** start Exercise input **

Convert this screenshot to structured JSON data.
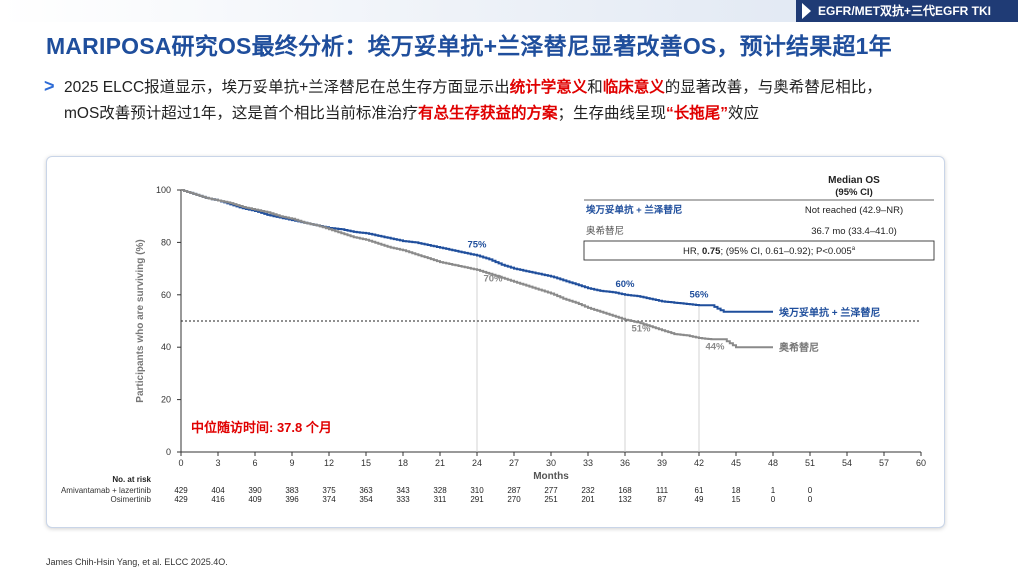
{
  "header": {
    "tag": "EGFR/MET双抗+三代EGFR TKI"
  },
  "title": "MARIPOSA研究OS最终分析：埃万妥单抗+兰泽替尼显著改善OS，预计结果超1年",
  "paragraph": {
    "p1": "2025 ELCC报道显示，埃万妥单抗+兰泽替尼在总生存方面显示出",
    "p1_red1": "统计学意义",
    "p1_mid": "和",
    "p1_red2": "临床意义",
    "p1_end": "的显著改善，与奥希替尼相比，",
    "p2": "mOS改善预计超过1年，这是首个相比当前标准治疗",
    "p2_red": "有总生存获益的方案",
    "p2_sep": "；生存曲线呈现",
    "p2_red2": "“长拖尾”",
    "p2_end": "效应"
  },
  "chart_data": {
    "type": "line",
    "xlabel": "Months",
    "ylabel": "Participants who are surviving (%)",
    "xlim": [
      0,
      60
    ],
    "ylim": [
      0,
      100
    ],
    "x_ticks": [
      0,
      3,
      6,
      9,
      12,
      15,
      18,
      21,
      24,
      27,
      30,
      33,
      36,
      39,
      42,
      45,
      48,
      51,
      54,
      57,
      60
    ],
    "y_ticks": [
      0,
      20,
      40,
      60,
      80,
      100
    ],
    "reference_line_y": 50,
    "median_followup": "中位随访时间: 37.8 个月",
    "series": [
      {
        "name": "埃万妥单抗 + 兰泽替尼",
        "color": "#1f4e9c",
        "x": [
          0,
          1,
          2,
          3,
          4,
          5,
          6,
          7,
          8,
          9,
          10,
          11,
          12,
          13,
          14,
          15,
          16,
          17,
          18,
          19,
          20,
          21,
          22,
          23,
          24,
          25,
          26,
          27,
          28,
          29,
          30,
          31,
          32,
          33,
          34,
          35,
          36,
          37,
          38,
          39,
          40,
          41,
          42,
          43,
          44,
          45,
          46,
          47,
          48
        ],
        "values": [
          100,
          98.5,
          97,
          96,
          94.5,
          93,
          92,
          90.5,
          89.5,
          88.5,
          87.5,
          86.5,
          85.5,
          85,
          84,
          83.5,
          82.5,
          81.5,
          80.5,
          80,
          79,
          78,
          77,
          76,
          75,
          73.5,
          71.5,
          70,
          69,
          68,
          67,
          65.5,
          64,
          62.5,
          61.5,
          61,
          60,
          59.5,
          58.5,
          57.5,
          57,
          56.5,
          56,
          56,
          53.5,
          53.5,
          53.5,
          53.5,
          53.5
        ]
      },
      {
        "name": "奥希替尼",
        "color": "#8a8a8a",
        "x": [
          0,
          1,
          2,
          3,
          4,
          5,
          6,
          7,
          8,
          9,
          10,
          11,
          12,
          13,
          14,
          15,
          16,
          17,
          18,
          19,
          20,
          21,
          22,
          23,
          24,
          25,
          26,
          27,
          28,
          29,
          30,
          31,
          32,
          33,
          34,
          35,
          36,
          37,
          38,
          39,
          40,
          41,
          42,
          43,
          44,
          45,
          46,
          47,
          48
        ],
        "values": [
          100,
          98.5,
          97,
          96,
          95,
          93.5,
          92.5,
          91.5,
          90,
          89,
          87.5,
          86.5,
          85,
          83.5,
          82,
          81,
          79.5,
          78,
          77,
          75.5,
          74,
          72.5,
          71.5,
          70.5,
          69.5,
          68,
          66.5,
          65,
          63.5,
          62,
          60.5,
          58.5,
          57,
          55,
          53.5,
          52,
          50.5,
          49.5,
          48,
          46.5,
          45,
          44.5,
          43.5,
          43,
          43,
          40,
          40,
          40,
          40
        ]
      }
    ],
    "point_labels": [
      {
        "series": 0,
        "x": 24,
        "y": 75,
        "text": "75%"
      },
      {
        "series": 0,
        "x": 36,
        "y": 60,
        "text": "60%"
      },
      {
        "series": 0,
        "x": 42,
        "y": 56,
        "text": "56%"
      },
      {
        "series": 1,
        "x": 24,
        "y": 70,
        "text": "70%"
      },
      {
        "series": 1,
        "x": 36,
        "y": 51,
        "text": "51%"
      },
      {
        "series": 1,
        "x": 42,
        "y": 44,
        "text": "44%"
      }
    ],
    "landmark_x": [
      24,
      36,
      42
    ],
    "median_os_table": {
      "header": "Median OS",
      "header2": "(95% CI)",
      "rows": [
        {
          "label": "埃万妥单抗 + 兰泽替尼",
          "value": "Not reached (42.9–NR)"
        },
        {
          "label": "奥希替尼",
          "value": "36.7 mo (33.4–41.0)"
        }
      ],
      "hr_prefix": "HR, ",
      "hr_value": "0.75",
      "hr_suffix": "; (95% CI, 0.61–0.92); P<0.005",
      "hr_sup": "a"
    },
    "at_risk": {
      "title": "No. at risk",
      "rows": [
        {
          "label": "Amivantamab + lazertinib",
          "values": [
            429,
            404,
            390,
            383,
            375,
            363,
            343,
            328,
            310,
            287,
            277,
            232,
            168,
            111,
            61,
            18,
            1,
            0
          ]
        },
        {
          "label": "Osimertinib",
          "values": [
            429,
            416,
            409,
            396,
            374,
            354,
            333,
            311,
            291,
            270,
            251,
            201,
            132,
            87,
            49,
            15,
            0,
            0
          ]
        }
      ]
    }
  },
  "source": "James Chih-Hsin Yang,  et al. ELCC 2025.4O."
}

** end Exercise input **

Your task is to collect every line above that contains the word "text".

#### [The completed task]
        "text": "75%"
        "text": "60%"
        "text": "56%"
        "text": "70%"
        "text": "51%"
        "text": "44%"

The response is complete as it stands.